Set exercise 1:
In the PyCall thread, which Pandas and Python versions does the person answering have available?
Set exercise 2:
Rewrite the paragraph of the PyCall thread that begins "You're running into a difference" more briefly, keeping its main facts.
Set exercise 3:
Write out the part of the PyCall thread from "df = DataFrame(Any[collect(values(data[c]))" to "df[:Date] = collect(data[:index])" word for word.

Source passage:
Search code examples
pythondataframejuliaquandl

How to use PyCall in Julia to convert Python output to Julia DataFrame


I would like to retrieve some data from quandl and analyse them in Julia. There is, unfortunately, no official API available for this (yet). I am aware of this solution, but it is still quite limited in functionality and doesn't follow the same syntax as the original Python API.

I thought it would be a smart thing to use PyCall to retrieve the data using the official Python API from within Julia. This does yield an output, but I'm not sure how I can convert it to a format that I would be able to use within Julia (ideally a DataFrame).

I have tried the following.

using PyCall, DataFrames
@pyimport quandl

data = quandl.get("WIKI/AAPL", returns = "pandas");

Julia converts this output to a Dict{Any,Any}. When using returns = "numpy" instead of returns = "pandas", I end up with a PyObject rec.array.

How can I get data to be a Julia DataFrame as quandl.jl would return it? Note that quandl.jl is not an option for me because it doesn't support automatic retrieval of multiple assets and lacks several other features, so it's essential that I can use the Python API.

Thank you for any suggestions!


Solution

  • You're running into a difference in Python/Pandas versions. I happen to have two configurations easily available to me; Pandas 0.18.0 in Python 2 and Pandas 0.19.1 in Python 3. The answer @niczky12 provided works well in the first configuration, but I'm seeing your Dict{Any,Any} behavior in the second configuration. Basically, something changes between those two configurations such that PyCall detects a mapping-like interface for Pandas objects and then exposes that interface as a dictionary through an automatic conversion. There are two options here:

    1. Work with the dictionary interface:

      data = quandl.get("WIKI/AAPL", returns = "pandas")
      cols = keys(data)
      df = DataFrame(Any[collect(values(data[c])) for c in cols], map(Symbol, cols))
      
    2. Explicitly disable the auto-conversion and use the PyCall interface to extract the columns as niczky12 demonstrated in the other answer. Note that data[:Open] will do auto-conversion to a mapped dictionary and data["Open"] will just return a PyObject.

      data = pycall(quandl.get, PyObject, "WIKI/AAPL", returns = "pandas")
      cols = data[:columns]
      df = DataFrame(Any[Array(data[c]) for c in cols], map(Symbol, cols))
      

    In both cases, though, note that the all-important date index isn't included in the resulting data frame. You almost certainly want to add that as a column:

    df[:Date] = collect(data[:index])

Data segment:

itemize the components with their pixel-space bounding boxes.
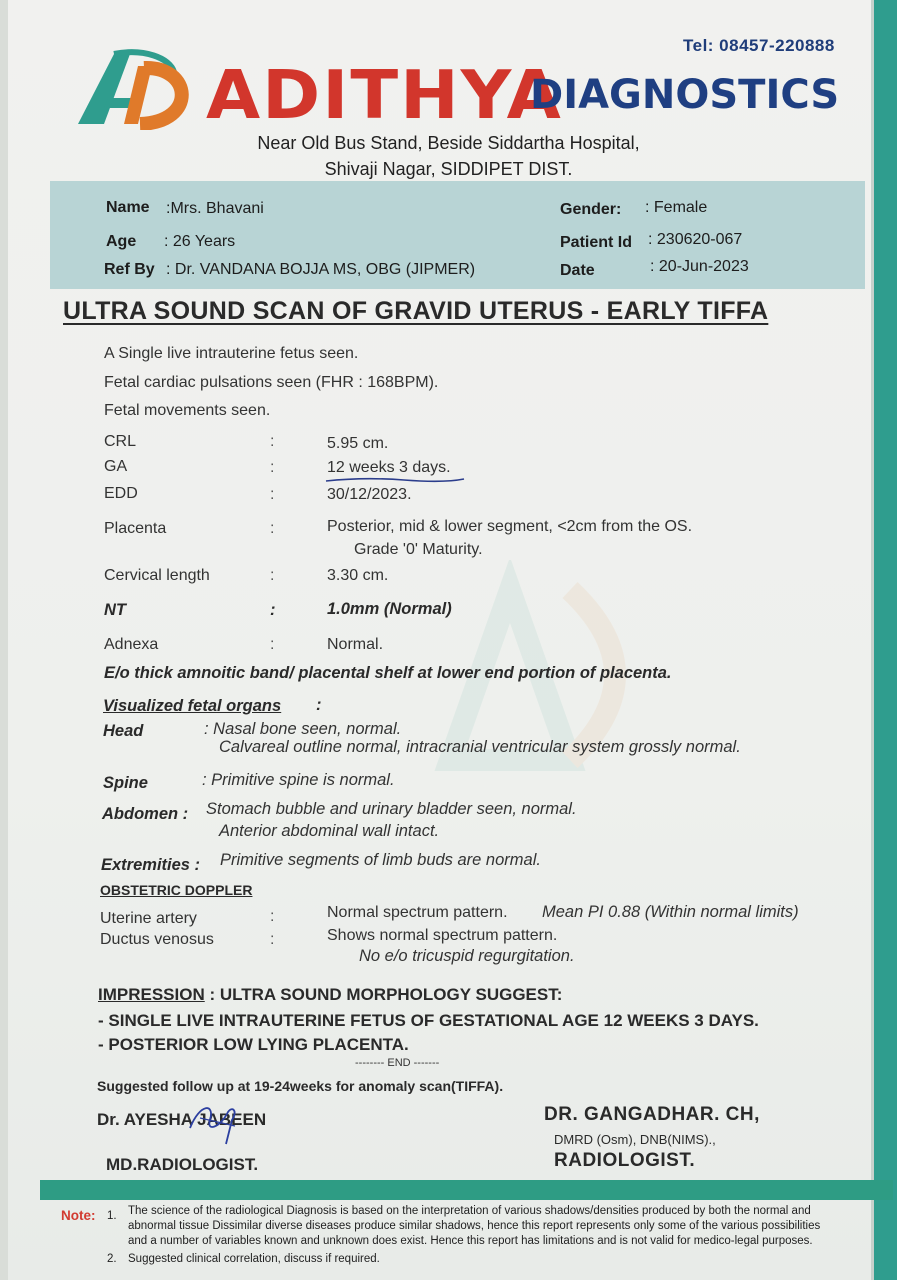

Final result 1:
Pandas 0.18.0 in Python 2 and Pandas 0.19.1 in Python 3.

Final result 2:
The problem comes from differing Python/Pandas versions. With Pandas 0.18.0 on Python 2, the answer from @niczky12 works, but with Pandas 0.19.1 on Python 3 the result is a Dict{Any,Any}. Between these setups, PyCall starts detecting a mapping-like interface on Pandas objects and automatically converts them to a dictionary. There are two ways to handle this.

Final result 3:
df = DataFrame(Any[collect(values(data[c])) for c in cols], map(Symbol, cols))
      
    2. Explicitly disable the auto-conversion and use the PyCall interface to extract the columns as niczky12 demonstrated in the other answer. Note that data[:Open] will do auto-conversion to a mapped dictionary and data["Open"] will just return a PyObject.

      data = pycall(quandl.get, PyObject, "WIKI/AAPL", returns = "pandas")
      cols = data[:columns]
      df = DataFrame(Any[Array(data[c]) for c in cols], map(Symbol, cols))
      

    In both cases, though, note that the all-important date index isn't included in the resulting data frame. You almost certainly want to add that as a column:

    df[:Date] = collect(data[:index])